Data extracted from a collection:

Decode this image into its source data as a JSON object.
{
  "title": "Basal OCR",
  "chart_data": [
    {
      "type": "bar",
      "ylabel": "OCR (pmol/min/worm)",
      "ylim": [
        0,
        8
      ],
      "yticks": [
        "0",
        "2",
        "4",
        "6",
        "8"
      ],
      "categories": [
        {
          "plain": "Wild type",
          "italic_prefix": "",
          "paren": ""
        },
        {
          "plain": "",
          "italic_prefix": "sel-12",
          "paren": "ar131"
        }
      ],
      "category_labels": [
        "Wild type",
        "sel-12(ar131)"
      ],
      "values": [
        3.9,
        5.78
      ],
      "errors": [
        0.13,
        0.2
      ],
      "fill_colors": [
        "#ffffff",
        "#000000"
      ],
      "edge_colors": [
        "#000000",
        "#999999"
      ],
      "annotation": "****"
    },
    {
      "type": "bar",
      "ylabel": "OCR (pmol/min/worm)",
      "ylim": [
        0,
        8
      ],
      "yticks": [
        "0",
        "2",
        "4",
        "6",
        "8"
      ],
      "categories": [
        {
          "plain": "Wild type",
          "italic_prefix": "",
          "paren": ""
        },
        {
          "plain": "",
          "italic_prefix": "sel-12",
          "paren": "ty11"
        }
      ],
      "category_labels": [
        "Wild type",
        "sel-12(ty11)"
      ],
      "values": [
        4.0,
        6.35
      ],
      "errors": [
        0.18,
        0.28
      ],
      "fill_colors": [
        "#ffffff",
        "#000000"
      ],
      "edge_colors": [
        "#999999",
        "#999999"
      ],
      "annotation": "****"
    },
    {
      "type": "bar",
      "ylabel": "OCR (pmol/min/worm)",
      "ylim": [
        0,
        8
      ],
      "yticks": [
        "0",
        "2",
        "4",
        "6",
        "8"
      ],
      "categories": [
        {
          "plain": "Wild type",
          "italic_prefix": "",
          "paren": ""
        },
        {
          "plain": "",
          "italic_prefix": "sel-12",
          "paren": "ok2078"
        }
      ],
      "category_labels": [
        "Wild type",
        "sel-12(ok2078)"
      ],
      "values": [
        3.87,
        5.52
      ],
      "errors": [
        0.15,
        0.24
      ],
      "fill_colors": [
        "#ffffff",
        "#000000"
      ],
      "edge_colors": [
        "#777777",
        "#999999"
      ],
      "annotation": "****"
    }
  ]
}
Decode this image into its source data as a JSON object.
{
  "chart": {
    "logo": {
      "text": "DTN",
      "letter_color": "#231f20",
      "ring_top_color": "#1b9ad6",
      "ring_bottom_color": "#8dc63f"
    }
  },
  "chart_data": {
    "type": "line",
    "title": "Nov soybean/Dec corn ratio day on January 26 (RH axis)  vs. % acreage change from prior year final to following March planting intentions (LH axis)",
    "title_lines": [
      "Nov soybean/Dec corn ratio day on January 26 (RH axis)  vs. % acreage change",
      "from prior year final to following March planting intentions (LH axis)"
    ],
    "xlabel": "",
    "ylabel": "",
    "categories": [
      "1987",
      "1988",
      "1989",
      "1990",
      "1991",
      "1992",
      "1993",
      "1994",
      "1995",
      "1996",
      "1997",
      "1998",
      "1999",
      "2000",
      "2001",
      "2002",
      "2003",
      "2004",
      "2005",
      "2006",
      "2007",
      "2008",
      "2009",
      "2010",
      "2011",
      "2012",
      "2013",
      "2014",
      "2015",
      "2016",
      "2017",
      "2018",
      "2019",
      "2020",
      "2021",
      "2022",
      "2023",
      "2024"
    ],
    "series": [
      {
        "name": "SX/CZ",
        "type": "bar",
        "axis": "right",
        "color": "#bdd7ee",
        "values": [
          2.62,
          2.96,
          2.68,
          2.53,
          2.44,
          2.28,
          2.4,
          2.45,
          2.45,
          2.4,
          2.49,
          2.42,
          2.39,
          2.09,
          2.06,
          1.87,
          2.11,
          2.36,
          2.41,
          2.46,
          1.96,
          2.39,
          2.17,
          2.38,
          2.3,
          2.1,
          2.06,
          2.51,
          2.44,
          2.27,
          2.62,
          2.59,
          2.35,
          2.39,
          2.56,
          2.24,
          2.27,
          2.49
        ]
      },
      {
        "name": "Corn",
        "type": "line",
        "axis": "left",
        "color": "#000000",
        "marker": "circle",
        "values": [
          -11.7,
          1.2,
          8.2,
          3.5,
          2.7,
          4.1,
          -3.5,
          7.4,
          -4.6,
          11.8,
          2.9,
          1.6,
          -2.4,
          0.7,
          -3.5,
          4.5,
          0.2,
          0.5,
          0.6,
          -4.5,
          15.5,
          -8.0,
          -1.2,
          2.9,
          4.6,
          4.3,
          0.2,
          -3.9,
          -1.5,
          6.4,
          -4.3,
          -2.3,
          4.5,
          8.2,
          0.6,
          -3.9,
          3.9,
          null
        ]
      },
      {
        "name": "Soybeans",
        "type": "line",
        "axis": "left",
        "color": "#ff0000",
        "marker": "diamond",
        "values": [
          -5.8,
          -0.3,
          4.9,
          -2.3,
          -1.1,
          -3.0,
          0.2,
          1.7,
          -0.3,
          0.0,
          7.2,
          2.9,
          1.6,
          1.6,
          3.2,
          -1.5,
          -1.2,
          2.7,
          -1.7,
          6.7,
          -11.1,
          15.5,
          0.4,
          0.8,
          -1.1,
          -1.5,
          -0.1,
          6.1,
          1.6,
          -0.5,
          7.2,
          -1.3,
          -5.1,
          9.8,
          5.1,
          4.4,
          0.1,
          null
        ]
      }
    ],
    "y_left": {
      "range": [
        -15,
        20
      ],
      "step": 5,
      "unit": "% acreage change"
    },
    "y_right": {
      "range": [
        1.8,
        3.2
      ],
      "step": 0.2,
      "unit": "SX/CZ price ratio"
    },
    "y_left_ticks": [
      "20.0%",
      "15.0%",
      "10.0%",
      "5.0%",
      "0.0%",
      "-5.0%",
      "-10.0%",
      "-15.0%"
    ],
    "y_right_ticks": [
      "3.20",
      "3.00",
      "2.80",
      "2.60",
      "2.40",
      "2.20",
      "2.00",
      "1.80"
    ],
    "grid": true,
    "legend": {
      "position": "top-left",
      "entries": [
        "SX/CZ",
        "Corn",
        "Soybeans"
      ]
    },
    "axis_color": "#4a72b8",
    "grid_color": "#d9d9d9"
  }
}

(Task details):
Please reproduce each line exactly as written.

(Exercise solution):
Decode this image into its source data as a JSON object.
{
  "title": "Basal OCR",
  "chart_data": [
    {
      "type": "bar",
      "ylabel": "OCR (pmol/min/worm)",
      "ylim": [
        0,
        8
      ],
      "yticks": [
        "0",
        "2",
        "4",
        "6",
        "8"
      ],
      "categories": [
        {
          "plain": "Wild type",
          "italic_prefix": "",
          "paren": ""
        },
        {
          "plain": "",
          "italic_prefix": "sel-12",
          "paren": "ar131"
        }
      ],
      "category_labels": [
        "Wild type",
        "sel-12(ar131)"
      ],
      "values": [
        3.9,
        5.78
      ],
      "errors": [
        0.13,
        0.2
      ],
      "fill_colors": [
        "#ffffff",
        "#000000"
      ],
      "edge_colors": [
        "#000000",
        "#999999"
      ],
      "annotation": "****"
    },
    {
      "type": "bar",
      "ylabel": "OCR (pmol/min/worm)",
      "ylim": [
        0,
        8
      ],
      "yticks": [
        "0",
        "2",
        "4",
        "6",
        "8"
      ],
      "categories": [
        {
          "plain": "Wild type",
          "italic_prefix": "",
          "paren": ""
        },
        {
          "plain": "",
          "italic_prefix": "sel-12",
          "paren": "ty11"
        }
      ],
      "category_labels": [
        "Wild type",
        "sel-12(ty11)"
      ],
      "values": [
        4.0,
        6.35
      ],
      "errors": [
        0.18,
        0.28
      ],
      "fill_colors": [
        "#ffffff",
        "#000000"
      ],
      "edge_colors": [
        "#999999",
        "#999999"
      ],
      "annotation": "****"
    },
    {
      "type": "bar",
      "ylabel": "OCR (pmol/min/worm)",
      "ylim": [
        0,
        8
      ],
      "yticks": [
        "0",
        "2",
        "4",
        "6",
        "8"
      ],
      "categories": [
        {
          "plain": "Wild type",
          "italic_prefix": "",
          "paren": ""
        },
        {
          "plain": "",
          "italic_prefix": "sel-12",
          "paren": "ok2078"
        }
      ],
      "category_labels": [
        "Wild type",
        "sel-12(ok2078)"
      ],
      "values": [
        3.87,
        5.52
      ],
      "errors": [
        0.15,
        0.24
      ],
      "fill_colors": [
        "#ffffff",
        "#000000"
      ],
      "edge_colors": [
        "#777777",
        "#999999"
      ],
      "annotation": "****"
    }
  ]
}
Decode this image into its source data as a JSON object.
{
  "chart": {
    "logo": {
      "text": "DTN",
      "letter_color": "#231f20",
      "ring_top_color": "#1b9ad6",
      "ring_bottom_color": "#8dc63f"
    }
  },
  "chart_data": {
    "type": "line",
    "title": "Nov soybean/Dec corn ratio day on January 26 (RH axis)  vs. % acreage change from prior year final to following March planting intentions (LH axis)",
    "title_lines": [
      "Nov soybean/Dec corn ratio day on January 26 (RH axis)  vs. % acreage change",
      "from prior year final to following March planting intentions (LH axis)"
    ],
    "xlabel": "",
    "ylabel": "",
    "categories": [
      "1987",
      "1988",
      "1989",
      "1990",
      "1991",
      "1992",
      "1993",
      "1994",
      "1995",
      "1996",
      "1997",
      "1998",
      "1999",
      "2000",
      "2001",
      "2002",
      "2003",
      "2004",
      "2005",
      "2006",
      "2007",
      "2008",
      "2009",
      "2010",
      "2011",
      "2012",
      "2013",
      "2014",
      "2015",
      "2016",
      "2017",
      "2018",
      "2019",
      "2020",
      "2021",
      "2022",
      "2023",
      "2024"
    ],
    "series": [
      {
        "name": "SX/CZ",
        "type": "bar",
        "axis": "right",
        "color": "#bdd7ee",
        "values": [
          2.62,
          2.96,
          2.68,
          2.53,
          2.44,
          2.28,
          2.4,
          2.45,
          2.45,
          2.4,
          2.49,
          2.42,
          2.39,
          2.09,
          2.06,
          1.87,
          2.11,
          2.36,
          2.41,
          2.46,
          1.96,
          2.39,
          2.17,
          2.38,
          2.3,
          2.1,
          2.06,
          2.51,
          2.44,
          2.27,
          2.62,
          2.59,
          2.35,
          2.39,
          2.56,
          2.24,
          2.27,
          2.49
        ]
      },
      {
        "name": "Corn",
        "type": "line",
        "axis": "left",
        "color": "#000000",
        "marker": "circle",
        "values": [
          -11.7,
          1.2,
          8.2,
          3.5,
          2.7,
          4.1,
          -3.5,
          7.4,
          -4.6,
          11.8,
          2.9,
          1.6,
          -2.4,
          0.7,
          -3.5,
          4.5,
          0.2,
          0.5,
          0.6,
          -4.5,
          15.5,
          -8.0,
          -1.2,
          2.9,
          4.6,
          4.3,
          0.2,
          -3.9,
          -1.5,
          6.4,
          -4.3,
          -2.3,
          4.5,
          8.2,
          0.6,
          -3.9,
          3.9,
          null
        ]
      },
      {
        "name": "Soybeans",
        "type": "line",
        "axis": "left",
        "color": "#ff0000",
        "marker": "diamond",
        "values": [
          -5.8,
          -0.3,
          4.9,
          -2.3,
          -1.1,
          -3.0,
          0.2,
          1.7,
          -0.3,
          0.0,
          7.2,
          2.9,
          1.6,
          1.6,
          3.2,
          -1.5,
          -1.2,
          2.7,
          -1.7,
          6.7,
          -11.1,
          15.5,
          0.4,
          0.8,
          -1.1,
          -1.5,
          -0.1,
          6.1,
          1.6,
          -0.5,
          7.2,
          -1.3,
          -5.1,
          9.8,
          5.1,
          4.4,
          0.1,
          null
        ]
      }
    ],
    "y_left": {
      "range": [
        -15,
        20
      ],
      "step": 5,
      "unit": "% acreage change"
    },
    "y_right": {
      "range": [
        1.8,
        3.2
      ],
      "step": 0.2,
      "unit": "SX/CZ price ratio"
    },
    "y_left_ticks": [
      "20.0%",
      "15.0%",
      "10.0%",
      "5.0%",
      "0.0%",
      "-5.0%",
      "-10.0%",
      "-15.0%"
    ],
    "y_right_ticks": [
      "3.20",
      "3.00",
      "2.80",
      "2.60",
      "2.40",
      "2.20",
      "2.00",
      "1.80"
    ],
    "grid": true,
    "legend": {
      "position": "top-left",
      "entries": [
        "SX/CZ",
        "Corn",
        "Soybeans"
      ]
    },
    "axis_color": "#4a72b8",
    "grid_color": "#d9d9d9"
  }
}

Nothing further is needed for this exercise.